* Task prompt *
Go through the entries and count the lines with the string "administración" in them. Give only that number.

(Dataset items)
◆ ◆ ◆ ◆ ◆

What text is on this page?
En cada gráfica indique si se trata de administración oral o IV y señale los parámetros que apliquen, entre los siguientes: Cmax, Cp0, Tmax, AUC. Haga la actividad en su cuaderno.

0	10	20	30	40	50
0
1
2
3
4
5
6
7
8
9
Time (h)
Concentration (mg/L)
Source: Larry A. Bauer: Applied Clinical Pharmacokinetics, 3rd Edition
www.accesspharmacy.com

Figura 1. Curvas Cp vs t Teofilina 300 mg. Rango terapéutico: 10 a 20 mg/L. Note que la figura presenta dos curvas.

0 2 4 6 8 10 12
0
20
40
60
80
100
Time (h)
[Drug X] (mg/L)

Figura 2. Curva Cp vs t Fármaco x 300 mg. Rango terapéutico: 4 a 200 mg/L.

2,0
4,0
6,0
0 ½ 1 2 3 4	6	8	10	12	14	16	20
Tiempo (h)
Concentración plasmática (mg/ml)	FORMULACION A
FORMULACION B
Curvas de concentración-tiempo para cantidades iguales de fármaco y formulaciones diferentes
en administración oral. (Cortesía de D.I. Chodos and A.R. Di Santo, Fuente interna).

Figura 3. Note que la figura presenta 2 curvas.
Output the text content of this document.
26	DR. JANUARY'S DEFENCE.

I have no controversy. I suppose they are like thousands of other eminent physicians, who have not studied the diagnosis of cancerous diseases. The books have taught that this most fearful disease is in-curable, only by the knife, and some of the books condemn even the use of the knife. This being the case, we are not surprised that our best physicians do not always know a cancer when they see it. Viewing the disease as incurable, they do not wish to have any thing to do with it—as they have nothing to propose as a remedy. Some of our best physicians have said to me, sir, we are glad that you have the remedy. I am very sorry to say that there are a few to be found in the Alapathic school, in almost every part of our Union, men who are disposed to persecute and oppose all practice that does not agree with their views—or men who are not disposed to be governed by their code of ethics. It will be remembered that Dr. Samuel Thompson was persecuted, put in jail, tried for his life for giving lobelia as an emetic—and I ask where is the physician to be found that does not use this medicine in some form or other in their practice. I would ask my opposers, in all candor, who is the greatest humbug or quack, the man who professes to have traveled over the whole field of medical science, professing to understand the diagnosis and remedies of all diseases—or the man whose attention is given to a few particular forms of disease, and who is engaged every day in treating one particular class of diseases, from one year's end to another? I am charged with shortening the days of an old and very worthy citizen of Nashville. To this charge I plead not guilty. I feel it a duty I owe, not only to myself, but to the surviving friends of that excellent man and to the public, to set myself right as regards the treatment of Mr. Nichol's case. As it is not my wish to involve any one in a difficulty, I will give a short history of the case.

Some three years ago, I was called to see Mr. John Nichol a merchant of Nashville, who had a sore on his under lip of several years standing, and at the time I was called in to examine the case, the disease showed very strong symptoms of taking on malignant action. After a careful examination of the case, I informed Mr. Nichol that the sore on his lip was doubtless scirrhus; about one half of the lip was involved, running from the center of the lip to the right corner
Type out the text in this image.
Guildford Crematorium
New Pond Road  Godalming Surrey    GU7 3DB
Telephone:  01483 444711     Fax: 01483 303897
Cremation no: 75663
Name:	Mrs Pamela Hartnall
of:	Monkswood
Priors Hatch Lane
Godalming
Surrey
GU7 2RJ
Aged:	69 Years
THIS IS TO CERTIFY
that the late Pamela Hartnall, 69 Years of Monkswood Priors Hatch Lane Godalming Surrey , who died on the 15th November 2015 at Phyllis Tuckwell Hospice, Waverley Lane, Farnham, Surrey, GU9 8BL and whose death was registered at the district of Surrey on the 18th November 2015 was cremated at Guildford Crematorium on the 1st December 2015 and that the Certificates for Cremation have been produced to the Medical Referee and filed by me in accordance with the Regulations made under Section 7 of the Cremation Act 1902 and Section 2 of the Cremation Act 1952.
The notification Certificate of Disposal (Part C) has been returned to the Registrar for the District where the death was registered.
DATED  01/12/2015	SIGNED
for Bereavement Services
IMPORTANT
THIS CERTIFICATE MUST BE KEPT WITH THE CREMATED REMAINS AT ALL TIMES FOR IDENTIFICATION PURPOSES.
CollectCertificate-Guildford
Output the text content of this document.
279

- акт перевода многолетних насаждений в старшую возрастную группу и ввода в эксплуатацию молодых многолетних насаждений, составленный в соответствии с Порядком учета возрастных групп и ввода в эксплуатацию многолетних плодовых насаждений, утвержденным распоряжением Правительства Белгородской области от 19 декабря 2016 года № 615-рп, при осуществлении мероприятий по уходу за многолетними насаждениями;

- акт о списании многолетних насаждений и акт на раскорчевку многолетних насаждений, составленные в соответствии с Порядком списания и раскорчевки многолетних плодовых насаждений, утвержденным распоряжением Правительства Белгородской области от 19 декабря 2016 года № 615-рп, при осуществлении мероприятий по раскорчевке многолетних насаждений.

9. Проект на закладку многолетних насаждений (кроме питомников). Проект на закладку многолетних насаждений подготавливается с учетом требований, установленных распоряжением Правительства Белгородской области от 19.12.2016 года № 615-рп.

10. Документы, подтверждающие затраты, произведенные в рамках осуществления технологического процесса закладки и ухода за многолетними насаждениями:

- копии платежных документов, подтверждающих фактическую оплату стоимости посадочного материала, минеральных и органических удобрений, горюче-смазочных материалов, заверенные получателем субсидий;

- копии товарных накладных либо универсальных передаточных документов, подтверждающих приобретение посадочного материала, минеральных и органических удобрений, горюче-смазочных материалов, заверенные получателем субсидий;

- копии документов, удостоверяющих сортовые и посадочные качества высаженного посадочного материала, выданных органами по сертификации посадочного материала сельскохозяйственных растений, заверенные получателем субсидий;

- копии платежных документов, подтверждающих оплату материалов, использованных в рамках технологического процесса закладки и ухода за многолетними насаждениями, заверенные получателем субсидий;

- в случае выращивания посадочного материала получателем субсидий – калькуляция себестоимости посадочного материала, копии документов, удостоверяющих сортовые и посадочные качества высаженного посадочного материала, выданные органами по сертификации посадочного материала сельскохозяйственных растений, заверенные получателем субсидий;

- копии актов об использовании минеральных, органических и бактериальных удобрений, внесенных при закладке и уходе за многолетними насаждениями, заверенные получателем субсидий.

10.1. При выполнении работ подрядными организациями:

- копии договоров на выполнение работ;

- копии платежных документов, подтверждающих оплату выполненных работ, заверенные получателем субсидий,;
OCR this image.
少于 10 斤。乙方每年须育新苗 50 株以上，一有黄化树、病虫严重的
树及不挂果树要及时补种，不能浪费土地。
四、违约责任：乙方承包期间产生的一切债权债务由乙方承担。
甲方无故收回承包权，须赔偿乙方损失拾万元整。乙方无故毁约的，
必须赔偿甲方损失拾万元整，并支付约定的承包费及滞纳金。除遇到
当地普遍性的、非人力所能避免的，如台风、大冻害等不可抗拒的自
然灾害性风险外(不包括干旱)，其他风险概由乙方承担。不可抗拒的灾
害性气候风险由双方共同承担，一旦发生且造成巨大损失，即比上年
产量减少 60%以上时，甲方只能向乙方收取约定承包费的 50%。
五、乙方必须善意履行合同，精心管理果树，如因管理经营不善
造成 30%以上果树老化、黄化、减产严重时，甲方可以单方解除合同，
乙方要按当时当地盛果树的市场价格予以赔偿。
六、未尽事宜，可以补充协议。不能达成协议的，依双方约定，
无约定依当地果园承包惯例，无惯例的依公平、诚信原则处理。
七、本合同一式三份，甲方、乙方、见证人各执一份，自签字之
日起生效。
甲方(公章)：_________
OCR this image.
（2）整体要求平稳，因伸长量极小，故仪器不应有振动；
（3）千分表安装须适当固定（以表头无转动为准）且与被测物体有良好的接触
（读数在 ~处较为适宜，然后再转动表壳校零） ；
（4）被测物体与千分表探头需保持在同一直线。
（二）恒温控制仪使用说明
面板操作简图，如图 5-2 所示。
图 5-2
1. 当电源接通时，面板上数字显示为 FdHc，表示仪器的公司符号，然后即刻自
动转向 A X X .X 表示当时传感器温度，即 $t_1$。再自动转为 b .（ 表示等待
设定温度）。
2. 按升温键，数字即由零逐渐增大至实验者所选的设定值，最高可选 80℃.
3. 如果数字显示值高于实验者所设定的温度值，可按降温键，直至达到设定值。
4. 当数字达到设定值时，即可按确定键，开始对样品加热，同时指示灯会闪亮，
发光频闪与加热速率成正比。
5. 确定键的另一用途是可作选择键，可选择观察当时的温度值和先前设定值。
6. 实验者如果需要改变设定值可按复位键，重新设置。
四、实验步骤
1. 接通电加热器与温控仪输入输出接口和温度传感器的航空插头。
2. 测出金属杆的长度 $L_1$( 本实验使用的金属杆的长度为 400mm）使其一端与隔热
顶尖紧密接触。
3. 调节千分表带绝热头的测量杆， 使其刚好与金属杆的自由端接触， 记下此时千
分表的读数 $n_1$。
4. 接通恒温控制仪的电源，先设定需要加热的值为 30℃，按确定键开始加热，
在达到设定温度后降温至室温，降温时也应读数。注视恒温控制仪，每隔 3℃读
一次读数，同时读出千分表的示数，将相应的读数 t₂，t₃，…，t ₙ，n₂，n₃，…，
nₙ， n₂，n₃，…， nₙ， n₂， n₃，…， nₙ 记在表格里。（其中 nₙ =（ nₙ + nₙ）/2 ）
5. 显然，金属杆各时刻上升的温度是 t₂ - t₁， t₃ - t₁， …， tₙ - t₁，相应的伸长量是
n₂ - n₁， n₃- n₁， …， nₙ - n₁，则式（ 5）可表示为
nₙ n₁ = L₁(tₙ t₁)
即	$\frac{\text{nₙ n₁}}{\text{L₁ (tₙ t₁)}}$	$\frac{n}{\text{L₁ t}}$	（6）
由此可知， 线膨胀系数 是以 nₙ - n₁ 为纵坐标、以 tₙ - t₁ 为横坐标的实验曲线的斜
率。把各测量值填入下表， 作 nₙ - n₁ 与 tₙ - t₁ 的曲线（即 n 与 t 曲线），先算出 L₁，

◆ ◆ ◆ ◆ ◆

* Finished task *
2